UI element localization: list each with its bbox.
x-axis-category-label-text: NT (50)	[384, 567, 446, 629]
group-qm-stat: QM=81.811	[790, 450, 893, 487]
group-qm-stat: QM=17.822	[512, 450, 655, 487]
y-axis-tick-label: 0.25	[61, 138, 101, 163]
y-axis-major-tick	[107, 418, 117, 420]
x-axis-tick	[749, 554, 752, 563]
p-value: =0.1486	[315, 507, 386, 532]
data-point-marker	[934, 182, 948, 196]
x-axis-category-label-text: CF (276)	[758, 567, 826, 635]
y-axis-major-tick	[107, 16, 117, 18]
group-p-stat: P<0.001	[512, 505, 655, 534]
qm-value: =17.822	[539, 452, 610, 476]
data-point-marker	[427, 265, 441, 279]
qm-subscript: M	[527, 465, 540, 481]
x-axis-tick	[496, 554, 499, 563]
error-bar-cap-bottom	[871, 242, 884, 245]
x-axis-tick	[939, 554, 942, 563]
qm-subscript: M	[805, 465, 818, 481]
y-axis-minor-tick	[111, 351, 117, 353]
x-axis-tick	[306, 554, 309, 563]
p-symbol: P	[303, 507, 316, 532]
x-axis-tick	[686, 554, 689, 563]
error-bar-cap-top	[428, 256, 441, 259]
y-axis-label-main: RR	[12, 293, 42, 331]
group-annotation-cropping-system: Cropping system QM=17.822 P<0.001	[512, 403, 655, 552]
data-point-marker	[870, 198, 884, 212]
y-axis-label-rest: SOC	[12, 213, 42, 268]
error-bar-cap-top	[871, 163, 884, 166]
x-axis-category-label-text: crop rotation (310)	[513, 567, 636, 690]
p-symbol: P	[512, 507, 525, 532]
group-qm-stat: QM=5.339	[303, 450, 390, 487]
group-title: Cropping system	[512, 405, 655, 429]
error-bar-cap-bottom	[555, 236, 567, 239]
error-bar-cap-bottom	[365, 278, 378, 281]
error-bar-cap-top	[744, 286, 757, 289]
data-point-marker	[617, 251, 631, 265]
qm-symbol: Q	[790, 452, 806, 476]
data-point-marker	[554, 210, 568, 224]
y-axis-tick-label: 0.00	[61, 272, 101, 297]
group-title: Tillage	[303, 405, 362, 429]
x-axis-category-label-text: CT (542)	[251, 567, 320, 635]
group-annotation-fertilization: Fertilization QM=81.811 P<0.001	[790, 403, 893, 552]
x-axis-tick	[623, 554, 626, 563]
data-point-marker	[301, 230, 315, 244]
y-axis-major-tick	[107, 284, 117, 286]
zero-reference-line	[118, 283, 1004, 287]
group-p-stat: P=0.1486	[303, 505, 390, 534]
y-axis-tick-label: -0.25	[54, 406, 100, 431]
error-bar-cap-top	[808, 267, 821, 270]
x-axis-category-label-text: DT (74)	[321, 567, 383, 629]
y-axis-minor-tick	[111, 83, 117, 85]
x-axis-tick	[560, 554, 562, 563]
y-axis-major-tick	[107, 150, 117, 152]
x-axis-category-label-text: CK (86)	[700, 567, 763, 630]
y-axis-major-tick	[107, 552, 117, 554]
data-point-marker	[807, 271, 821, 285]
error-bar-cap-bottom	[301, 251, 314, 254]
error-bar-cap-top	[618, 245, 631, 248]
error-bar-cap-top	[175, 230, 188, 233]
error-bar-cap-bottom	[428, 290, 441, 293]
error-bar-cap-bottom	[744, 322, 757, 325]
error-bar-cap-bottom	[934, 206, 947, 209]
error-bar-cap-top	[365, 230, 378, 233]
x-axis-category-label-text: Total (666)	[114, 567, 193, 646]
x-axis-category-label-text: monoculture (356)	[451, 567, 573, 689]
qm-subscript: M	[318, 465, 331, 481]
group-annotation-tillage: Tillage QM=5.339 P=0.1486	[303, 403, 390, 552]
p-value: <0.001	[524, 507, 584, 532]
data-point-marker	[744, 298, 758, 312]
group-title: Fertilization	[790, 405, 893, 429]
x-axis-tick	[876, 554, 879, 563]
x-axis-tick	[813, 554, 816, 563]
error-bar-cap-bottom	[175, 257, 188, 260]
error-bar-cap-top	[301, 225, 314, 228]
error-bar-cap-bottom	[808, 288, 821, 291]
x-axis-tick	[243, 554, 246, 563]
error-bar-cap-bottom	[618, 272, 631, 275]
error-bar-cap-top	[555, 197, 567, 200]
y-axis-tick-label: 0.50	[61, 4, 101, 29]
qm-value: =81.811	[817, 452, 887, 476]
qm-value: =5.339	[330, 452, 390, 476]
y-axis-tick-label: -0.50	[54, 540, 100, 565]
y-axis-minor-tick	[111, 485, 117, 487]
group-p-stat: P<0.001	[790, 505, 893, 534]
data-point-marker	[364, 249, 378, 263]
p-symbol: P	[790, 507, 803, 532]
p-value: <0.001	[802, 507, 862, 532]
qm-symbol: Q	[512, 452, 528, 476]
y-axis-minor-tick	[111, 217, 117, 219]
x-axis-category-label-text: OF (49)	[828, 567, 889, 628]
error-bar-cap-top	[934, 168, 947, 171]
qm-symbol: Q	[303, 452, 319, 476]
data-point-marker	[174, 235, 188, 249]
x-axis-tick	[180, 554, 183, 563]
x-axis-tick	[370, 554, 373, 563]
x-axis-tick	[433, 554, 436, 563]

==

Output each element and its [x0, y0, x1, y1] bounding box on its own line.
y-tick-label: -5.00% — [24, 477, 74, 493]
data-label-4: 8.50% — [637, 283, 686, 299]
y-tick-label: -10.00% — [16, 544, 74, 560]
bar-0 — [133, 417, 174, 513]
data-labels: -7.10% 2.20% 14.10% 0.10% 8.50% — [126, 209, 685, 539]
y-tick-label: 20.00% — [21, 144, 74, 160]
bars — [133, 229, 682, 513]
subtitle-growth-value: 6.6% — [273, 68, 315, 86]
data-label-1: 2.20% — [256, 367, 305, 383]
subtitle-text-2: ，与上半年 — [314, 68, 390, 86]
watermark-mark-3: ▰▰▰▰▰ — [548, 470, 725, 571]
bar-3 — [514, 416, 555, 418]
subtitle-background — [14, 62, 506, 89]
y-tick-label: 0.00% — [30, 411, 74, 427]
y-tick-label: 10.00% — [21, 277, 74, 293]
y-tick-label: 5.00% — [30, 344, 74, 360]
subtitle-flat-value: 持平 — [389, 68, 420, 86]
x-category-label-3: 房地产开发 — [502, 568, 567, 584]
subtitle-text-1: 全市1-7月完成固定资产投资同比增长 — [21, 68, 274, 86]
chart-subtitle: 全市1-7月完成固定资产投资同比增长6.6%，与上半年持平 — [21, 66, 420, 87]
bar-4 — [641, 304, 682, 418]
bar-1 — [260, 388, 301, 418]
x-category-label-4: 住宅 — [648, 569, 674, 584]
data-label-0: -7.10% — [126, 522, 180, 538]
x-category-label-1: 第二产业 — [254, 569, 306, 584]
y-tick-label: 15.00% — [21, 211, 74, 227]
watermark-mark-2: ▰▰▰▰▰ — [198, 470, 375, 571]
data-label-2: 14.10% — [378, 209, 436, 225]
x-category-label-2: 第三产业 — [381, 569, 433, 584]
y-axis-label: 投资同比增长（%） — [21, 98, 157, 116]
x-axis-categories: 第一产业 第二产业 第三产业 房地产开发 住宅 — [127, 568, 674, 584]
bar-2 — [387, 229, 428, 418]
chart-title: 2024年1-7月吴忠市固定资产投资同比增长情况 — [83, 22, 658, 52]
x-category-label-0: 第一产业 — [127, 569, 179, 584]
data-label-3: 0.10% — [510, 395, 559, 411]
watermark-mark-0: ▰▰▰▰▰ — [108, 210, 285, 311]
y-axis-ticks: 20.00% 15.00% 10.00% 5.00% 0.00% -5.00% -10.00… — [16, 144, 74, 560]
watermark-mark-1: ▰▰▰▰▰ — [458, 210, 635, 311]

* * *

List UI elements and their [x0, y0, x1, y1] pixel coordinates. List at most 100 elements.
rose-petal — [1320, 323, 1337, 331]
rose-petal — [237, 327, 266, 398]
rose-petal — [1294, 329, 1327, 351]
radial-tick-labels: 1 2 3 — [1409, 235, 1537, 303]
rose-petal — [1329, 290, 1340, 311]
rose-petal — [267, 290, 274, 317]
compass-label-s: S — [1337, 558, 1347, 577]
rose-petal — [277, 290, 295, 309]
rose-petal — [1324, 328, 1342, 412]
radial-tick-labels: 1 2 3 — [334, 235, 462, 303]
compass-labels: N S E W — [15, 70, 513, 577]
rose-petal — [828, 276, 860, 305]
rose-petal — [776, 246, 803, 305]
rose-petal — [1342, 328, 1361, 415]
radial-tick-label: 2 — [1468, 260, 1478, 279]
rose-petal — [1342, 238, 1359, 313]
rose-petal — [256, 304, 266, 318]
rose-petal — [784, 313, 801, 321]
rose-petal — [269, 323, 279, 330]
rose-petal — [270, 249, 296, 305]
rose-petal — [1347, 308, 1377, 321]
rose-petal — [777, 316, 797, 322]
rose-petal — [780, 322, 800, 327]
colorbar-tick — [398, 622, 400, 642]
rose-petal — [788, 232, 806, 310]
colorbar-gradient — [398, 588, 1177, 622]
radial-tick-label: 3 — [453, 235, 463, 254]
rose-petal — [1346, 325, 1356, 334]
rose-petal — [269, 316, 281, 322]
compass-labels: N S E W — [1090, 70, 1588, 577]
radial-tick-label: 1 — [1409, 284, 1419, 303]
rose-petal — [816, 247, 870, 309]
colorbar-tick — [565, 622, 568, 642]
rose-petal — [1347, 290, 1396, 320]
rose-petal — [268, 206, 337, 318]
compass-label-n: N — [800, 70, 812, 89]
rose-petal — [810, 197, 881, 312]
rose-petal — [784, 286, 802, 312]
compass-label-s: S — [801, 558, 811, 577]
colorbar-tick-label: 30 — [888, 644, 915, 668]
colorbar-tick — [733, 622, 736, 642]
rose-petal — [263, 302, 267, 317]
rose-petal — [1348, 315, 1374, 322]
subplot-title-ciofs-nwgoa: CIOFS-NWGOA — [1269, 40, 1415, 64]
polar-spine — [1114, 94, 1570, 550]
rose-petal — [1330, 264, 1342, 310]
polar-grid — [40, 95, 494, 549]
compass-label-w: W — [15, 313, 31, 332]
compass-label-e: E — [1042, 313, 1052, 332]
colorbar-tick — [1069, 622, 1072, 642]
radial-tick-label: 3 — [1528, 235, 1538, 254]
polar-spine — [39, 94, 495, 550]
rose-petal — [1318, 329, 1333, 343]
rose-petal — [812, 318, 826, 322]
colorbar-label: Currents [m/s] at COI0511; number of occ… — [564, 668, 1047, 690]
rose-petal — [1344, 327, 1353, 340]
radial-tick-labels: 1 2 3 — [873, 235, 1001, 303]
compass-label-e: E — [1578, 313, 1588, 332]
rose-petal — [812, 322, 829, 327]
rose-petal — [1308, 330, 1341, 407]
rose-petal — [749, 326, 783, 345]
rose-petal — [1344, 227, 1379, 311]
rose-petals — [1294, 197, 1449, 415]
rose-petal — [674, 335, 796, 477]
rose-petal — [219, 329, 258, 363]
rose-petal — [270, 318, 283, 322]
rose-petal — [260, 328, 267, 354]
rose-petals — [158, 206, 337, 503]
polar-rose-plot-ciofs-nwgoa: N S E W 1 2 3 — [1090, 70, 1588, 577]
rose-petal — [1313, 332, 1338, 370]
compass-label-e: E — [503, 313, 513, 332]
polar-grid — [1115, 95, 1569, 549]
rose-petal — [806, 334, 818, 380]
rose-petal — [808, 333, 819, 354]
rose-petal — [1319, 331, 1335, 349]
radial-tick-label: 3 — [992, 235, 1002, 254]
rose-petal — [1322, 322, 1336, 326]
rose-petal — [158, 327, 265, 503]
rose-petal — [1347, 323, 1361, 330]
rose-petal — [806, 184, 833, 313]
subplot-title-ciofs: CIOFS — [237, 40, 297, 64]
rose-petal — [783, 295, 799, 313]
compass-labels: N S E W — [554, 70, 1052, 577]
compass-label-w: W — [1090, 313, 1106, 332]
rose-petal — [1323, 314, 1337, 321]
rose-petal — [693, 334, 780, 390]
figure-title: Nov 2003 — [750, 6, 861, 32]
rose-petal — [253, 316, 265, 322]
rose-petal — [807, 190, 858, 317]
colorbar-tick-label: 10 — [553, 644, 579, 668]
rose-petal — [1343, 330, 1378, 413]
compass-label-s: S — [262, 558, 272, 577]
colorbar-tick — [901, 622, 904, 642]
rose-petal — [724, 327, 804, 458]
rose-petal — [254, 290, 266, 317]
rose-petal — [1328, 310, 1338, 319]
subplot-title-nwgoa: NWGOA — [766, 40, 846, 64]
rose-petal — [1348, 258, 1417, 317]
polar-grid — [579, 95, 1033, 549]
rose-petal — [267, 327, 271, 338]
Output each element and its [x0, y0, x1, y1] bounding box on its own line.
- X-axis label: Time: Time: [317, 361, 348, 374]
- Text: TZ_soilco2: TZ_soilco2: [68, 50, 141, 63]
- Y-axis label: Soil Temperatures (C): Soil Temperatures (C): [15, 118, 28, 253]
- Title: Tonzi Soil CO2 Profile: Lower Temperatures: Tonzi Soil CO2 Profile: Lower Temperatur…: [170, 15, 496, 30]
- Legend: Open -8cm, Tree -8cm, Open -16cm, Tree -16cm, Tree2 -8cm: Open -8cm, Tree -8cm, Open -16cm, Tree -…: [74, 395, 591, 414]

Set problem → Copy the listing unchanged, beginning at the line that contains "UI element localization: list" and ending after the line that contains "405, 655, 429]".

Task answer →
UI element localization: list each with its bbox.
x-axis-category-label-text: NT (50)	[384, 567, 446, 629]
group-qm-stat: QM=81.811	[790, 450, 893, 487]
group-qm-stat: QM=17.822	[512, 450, 655, 487]
y-axis-tick-label: 0.25	[61, 138, 101, 163]
y-axis-major-tick	[107, 418, 117, 420]
x-axis-tick	[749, 554, 752, 563]
p-value: =0.1486	[315, 507, 386, 532]
data-point-marker	[934, 182, 948, 196]
x-axis-category-label-text: CF (276)	[758, 567, 826, 635]
y-axis-major-tick	[107, 16, 117, 18]
group-p-stat: P<0.001	[512, 505, 655, 534]
qm-value: =17.822	[539, 452, 610, 476]
data-point-marker	[427, 265, 441, 279]
qm-subscript: M	[527, 465, 540, 481]
x-axis-tick	[496, 554, 499, 563]
error-bar-cap-bottom	[871, 242, 884, 245]
x-axis-tick	[939, 554, 942, 563]
qm-subscript: M	[805, 465, 818, 481]
y-axis-minor-tick	[111, 351, 117, 353]
x-axis-tick	[306, 554, 309, 563]
p-symbol: P	[303, 507, 316, 532]
x-axis-tick	[686, 554, 689, 563]
error-bar-cap-top	[428, 256, 441, 259]
y-axis-label-main: RR	[12, 293, 42, 331]
group-annotation-cropping-system: Cropping system QM=17.822 P<0.001	[512, 403, 655, 552]
data-point-marker	[870, 198, 884, 212]
y-axis-label-rest: SOC	[12, 213, 42, 268]
error-bar-cap-top	[871, 163, 884, 166]
x-axis-category-label-text: crop rotation (310)	[513, 567, 636, 690]
p-symbol: P	[512, 507, 525, 532]
group-qm-stat: QM=5.339	[303, 450, 390, 487]
group-title: Cropping system	[512, 405, 655, 429]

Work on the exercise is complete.